>> BEGIN

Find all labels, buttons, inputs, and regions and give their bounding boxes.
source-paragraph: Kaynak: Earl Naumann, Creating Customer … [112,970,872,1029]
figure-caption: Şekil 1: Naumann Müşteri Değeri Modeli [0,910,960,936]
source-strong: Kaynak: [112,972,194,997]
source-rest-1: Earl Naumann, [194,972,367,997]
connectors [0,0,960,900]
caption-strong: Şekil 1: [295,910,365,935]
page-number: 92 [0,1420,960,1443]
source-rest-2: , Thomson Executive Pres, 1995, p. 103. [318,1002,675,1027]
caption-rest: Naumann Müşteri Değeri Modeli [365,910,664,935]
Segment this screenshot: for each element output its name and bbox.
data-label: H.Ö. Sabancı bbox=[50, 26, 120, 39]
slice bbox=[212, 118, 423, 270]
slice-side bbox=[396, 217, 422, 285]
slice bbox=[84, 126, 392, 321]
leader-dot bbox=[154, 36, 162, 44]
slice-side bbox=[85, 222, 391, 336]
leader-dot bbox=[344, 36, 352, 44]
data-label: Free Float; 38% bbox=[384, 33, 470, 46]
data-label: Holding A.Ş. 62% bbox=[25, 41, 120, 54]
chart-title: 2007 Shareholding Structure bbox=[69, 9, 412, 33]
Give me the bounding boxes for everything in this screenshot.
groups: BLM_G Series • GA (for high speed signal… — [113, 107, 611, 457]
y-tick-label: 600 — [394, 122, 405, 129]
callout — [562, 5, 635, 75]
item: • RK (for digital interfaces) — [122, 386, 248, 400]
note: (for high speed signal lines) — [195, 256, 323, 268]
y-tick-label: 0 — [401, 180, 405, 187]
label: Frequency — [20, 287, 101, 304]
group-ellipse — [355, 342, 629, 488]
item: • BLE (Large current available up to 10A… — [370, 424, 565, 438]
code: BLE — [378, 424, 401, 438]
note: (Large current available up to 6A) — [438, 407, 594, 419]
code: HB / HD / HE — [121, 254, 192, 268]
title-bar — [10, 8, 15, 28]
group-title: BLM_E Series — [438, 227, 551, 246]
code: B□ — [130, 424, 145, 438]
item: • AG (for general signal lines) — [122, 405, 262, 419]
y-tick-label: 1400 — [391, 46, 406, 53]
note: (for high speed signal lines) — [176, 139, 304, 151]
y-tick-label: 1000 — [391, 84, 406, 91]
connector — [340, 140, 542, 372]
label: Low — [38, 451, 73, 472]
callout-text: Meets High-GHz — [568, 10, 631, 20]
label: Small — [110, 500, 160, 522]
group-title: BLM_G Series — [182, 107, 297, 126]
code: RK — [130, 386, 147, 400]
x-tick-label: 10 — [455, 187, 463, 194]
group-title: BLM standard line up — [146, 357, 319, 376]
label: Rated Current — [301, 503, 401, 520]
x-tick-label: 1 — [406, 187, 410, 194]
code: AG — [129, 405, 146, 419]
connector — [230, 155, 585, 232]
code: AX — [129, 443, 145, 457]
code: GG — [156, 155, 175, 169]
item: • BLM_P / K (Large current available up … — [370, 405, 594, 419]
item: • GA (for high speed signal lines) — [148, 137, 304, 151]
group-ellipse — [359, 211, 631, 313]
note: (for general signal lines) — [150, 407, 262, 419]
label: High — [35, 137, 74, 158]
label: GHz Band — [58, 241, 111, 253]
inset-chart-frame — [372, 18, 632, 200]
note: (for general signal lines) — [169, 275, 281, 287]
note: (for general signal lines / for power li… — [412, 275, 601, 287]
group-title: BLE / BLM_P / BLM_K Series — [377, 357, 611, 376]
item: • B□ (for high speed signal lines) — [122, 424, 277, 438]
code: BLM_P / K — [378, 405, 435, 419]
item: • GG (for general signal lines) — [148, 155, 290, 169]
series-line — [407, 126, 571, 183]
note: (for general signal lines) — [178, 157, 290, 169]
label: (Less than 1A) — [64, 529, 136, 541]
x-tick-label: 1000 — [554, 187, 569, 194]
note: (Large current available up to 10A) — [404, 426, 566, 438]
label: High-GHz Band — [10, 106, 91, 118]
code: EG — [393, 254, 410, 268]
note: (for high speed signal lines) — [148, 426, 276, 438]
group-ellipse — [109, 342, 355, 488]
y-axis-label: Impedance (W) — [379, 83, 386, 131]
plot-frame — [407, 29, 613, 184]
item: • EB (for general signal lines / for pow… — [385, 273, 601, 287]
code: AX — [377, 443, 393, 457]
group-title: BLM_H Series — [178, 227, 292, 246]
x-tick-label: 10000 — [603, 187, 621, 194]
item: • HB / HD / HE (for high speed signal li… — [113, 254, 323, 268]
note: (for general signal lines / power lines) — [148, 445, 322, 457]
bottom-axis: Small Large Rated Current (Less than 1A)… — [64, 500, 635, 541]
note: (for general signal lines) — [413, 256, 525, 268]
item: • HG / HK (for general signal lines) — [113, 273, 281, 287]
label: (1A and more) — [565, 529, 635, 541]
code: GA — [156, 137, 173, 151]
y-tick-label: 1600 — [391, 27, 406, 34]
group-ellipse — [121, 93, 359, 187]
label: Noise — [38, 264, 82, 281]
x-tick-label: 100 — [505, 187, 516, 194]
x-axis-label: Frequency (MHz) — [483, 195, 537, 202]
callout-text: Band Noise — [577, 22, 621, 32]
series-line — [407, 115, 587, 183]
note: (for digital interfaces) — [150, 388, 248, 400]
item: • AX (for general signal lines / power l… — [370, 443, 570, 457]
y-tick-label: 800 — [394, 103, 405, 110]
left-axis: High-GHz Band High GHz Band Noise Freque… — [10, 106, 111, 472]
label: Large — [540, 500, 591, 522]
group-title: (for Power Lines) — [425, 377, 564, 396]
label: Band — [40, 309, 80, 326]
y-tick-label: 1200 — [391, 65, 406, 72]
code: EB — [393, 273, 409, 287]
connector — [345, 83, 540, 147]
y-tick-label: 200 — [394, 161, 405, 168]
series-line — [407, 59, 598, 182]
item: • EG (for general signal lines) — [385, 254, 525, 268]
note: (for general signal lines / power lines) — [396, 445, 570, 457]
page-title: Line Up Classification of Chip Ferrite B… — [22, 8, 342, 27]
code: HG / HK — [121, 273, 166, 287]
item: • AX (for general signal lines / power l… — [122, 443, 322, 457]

>> END

GIVEN EXERCISE: Return the listing above line for line, with every character unchanged.

SOLUTION:
Find all labels, buttons, inputs, and regions and give their bounding boxes.
source-paragraph: Kaynak: Earl Naumann, Creating Customer … [112,970,872,1029]
figure-caption: Şekil 1: Naumann Müşteri Değeri Modeli [0,910,960,936]
source-strong: Kaynak: [112,972,194,997]
source-rest-1: Earl Naumann, [194,972,367,997]
connectors [0,0,960,900]
caption-strong: Şekil 1: [295,910,365,935]
page-number: 92 [0,1420,960,1443]
source-rest-2: , Thomson Executive Pres, 1995, p. 103. [318,1002,675,1027]
caption-rest: Naumann Müşteri Değeri Modeli [365,910,664,935]
Segment this screenshot: for each element output its name and bbox.
data-label: H.Ö. Sabancı bbox=[50, 26, 120, 39]
slice bbox=[212, 118, 423, 270]
slice-side bbox=[396, 217, 422, 285]
slice bbox=[84, 126, 392, 321]
leader-dot bbox=[154, 36, 162, 44]
slice-side bbox=[85, 222, 391, 336]
leader-dot bbox=[344, 36, 352, 44]
data-label: Free Float; 38% bbox=[384, 33, 470, 46]
data-label: Holding A.Ş. 62% bbox=[25, 41, 120, 54]
chart-title: 2007 Shareholding Structure bbox=[69, 9, 412, 33]
Give me the bounding boxes for everything in this screenshot.
groups: BLM_G Series • GA (for high speed signal… — [113, 107, 611, 457]
y-tick-label: 600 — [394, 122, 405, 129]
callout — [562, 5, 635, 75]
item: • RK (for digital interfaces) — [122, 386, 248, 400]
note: (for high speed signal lines) — [195, 256, 323, 268]
y-tick-label: 0 — [401, 180, 405, 187]
label: Frequency — [20, 287, 101, 304]
group-ellipse — [355, 342, 629, 488]
item: • BLE (Large current available up to 10A… — [370, 424, 565, 438]
code: BLE — [378, 424, 401, 438]
note: (Large current available up to 6A) — [438, 407, 594, 419]
code: HB / HD / HE — [121, 254, 192, 268]
title-bar — [10, 8, 15, 28]
group-title: BLM_E Series — [438, 227, 551, 246]
code: B□ — [130, 424, 145, 438]
item: • AG (for general signal lines) — [122, 405, 262, 419]
y-tick-label: 1400 — [391, 46, 406, 53]
note: (for high speed signal lines) — [176, 139, 304, 151]
y-tick-label: 1000 — [391, 84, 406, 91]
connector — [340, 140, 542, 372]
label: Low — [38, 451, 73, 472]
callout-text: Meets High-GHz — [568, 10, 631, 20]
label: Small — [110, 500, 160, 522]
group-title: BLM_G Series — [182, 107, 297, 126]
code: RK — [130, 386, 147, 400]
x-tick-label: 10 — [455, 187, 463, 194]
group-title: BLM standard line up — [146, 357, 319, 376]
label: Rated Current — [301, 503, 401, 520]
x-tick-label: 1 — [406, 187, 410, 194]
code: AG — [129, 405, 146, 419]
connector — [230, 155, 585, 232]
code: AX — [129, 443, 145, 457]
code: GG — [156, 155, 175, 169]
item: • BLM_P / K (Large current available up … — [370, 405, 594, 419]
item: • GA (for high speed signal lines) — [148, 137, 304, 151]
group-ellipse — [359, 211, 631, 313]
note: (for general signal lines) — [150, 407, 262, 419]
label: High — [35, 137, 74, 158]
label: GHz Band — [58, 241, 111, 253]
inset-chart-frame — [372, 18, 632, 200]
note: (for general signal lines) — [169, 275, 281, 287]
note: (for general signal lines / for power li… — [412, 275, 601, 287]
group-title: BLE / BLM_P / BLM_K Series — [377, 357, 611, 376]
item: • B□ (for high speed signal lines) — [122, 424, 277, 438]
code: BLM_P / K — [378, 405, 435, 419]
item: • GG (for general signal lines) — [148, 155, 290, 169]
series-line — [407, 126, 571, 183]
note: (for general signal lines) — [178, 157, 290, 169]
label: (Less than 1A) — [64, 529, 136, 541]
x-tick-label: 1000 — [554, 187, 569, 194]
note: (Large current available up to 10A) — [404, 426, 566, 438]
label: High-GHz Band — [10, 106, 91, 118]
code: EG — [393, 254, 410, 268]
note: (for high speed signal lines) — [148, 426, 276, 438]
group-ellipse — [109, 342, 355, 488]
y-axis-label: Impedance (W) — [379, 83, 386, 131]
plot-frame — [407, 29, 613, 184]
item: • EB (for general signal lines / for pow… — [385, 273, 601, 287]
code: AX — [377, 443, 393, 457]
group-title: BLM_H Series — [178, 227, 292, 246]
x-tick-label: 10000 — [603, 187, 621, 194]
item: • HB / HD / HE (for high speed signal li… — [113, 254, 323, 268]
note: (for general signal lines / power lines) — [148, 445, 322, 457]
bottom-axis: Small Large Rated Current (Less than 1A)… — [64, 500, 635, 541]
note: (for general signal lines) — [413, 256, 525, 268]
item: • HG / HK (for general signal lines) — [113, 273, 281, 287]
label: (1A and more) — [565, 529, 635, 541]
code: GA — [156, 137, 173, 151]
y-tick-label: 1600 — [391, 27, 406, 34]
group-ellipse — [121, 93, 359, 187]
label: Noise — [38, 264, 82, 281]
x-tick-label: 100 — [505, 187, 516, 194]
x-axis-label: Frequency (MHz) — [483, 195, 537, 202]
callout-text: Band Noise — [577, 22, 621, 32]
series-line — [407, 115, 587, 183]
note: (for digital interfaces) — [150, 388, 248, 400]
item: • AX (for general signal lines / power l… — [370, 443, 570, 457]
y-tick-label: 800 — [394, 103, 405, 110]
left-axis: High-GHz Band High GHz Band Noise Freque… — [10, 106, 111, 472]
label: Large — [540, 500, 591, 522]
group-title: (for Power Lines) — [425, 377, 564, 396]
label: Band — [40, 309, 80, 326]
y-tick-label: 1200 — [391, 65, 406, 72]
code: EB — [393, 273, 409, 287]
connector — [345, 83, 540, 147]
y-tick-label: 200 — [394, 161, 405, 168]
series-line — [407, 59, 598, 182]
item: • EG (for general signal lines) — [385, 254, 525, 268]
note: (for general signal lines / power lines) — [396, 445, 570, 457]
page-title: Line Up Classification of Chip Ferrite B… — [22, 8, 342, 27]
code: HG / HK — [121, 273, 166, 287]
item: • AX (for general signal lines / power l… — [122, 443, 322, 457]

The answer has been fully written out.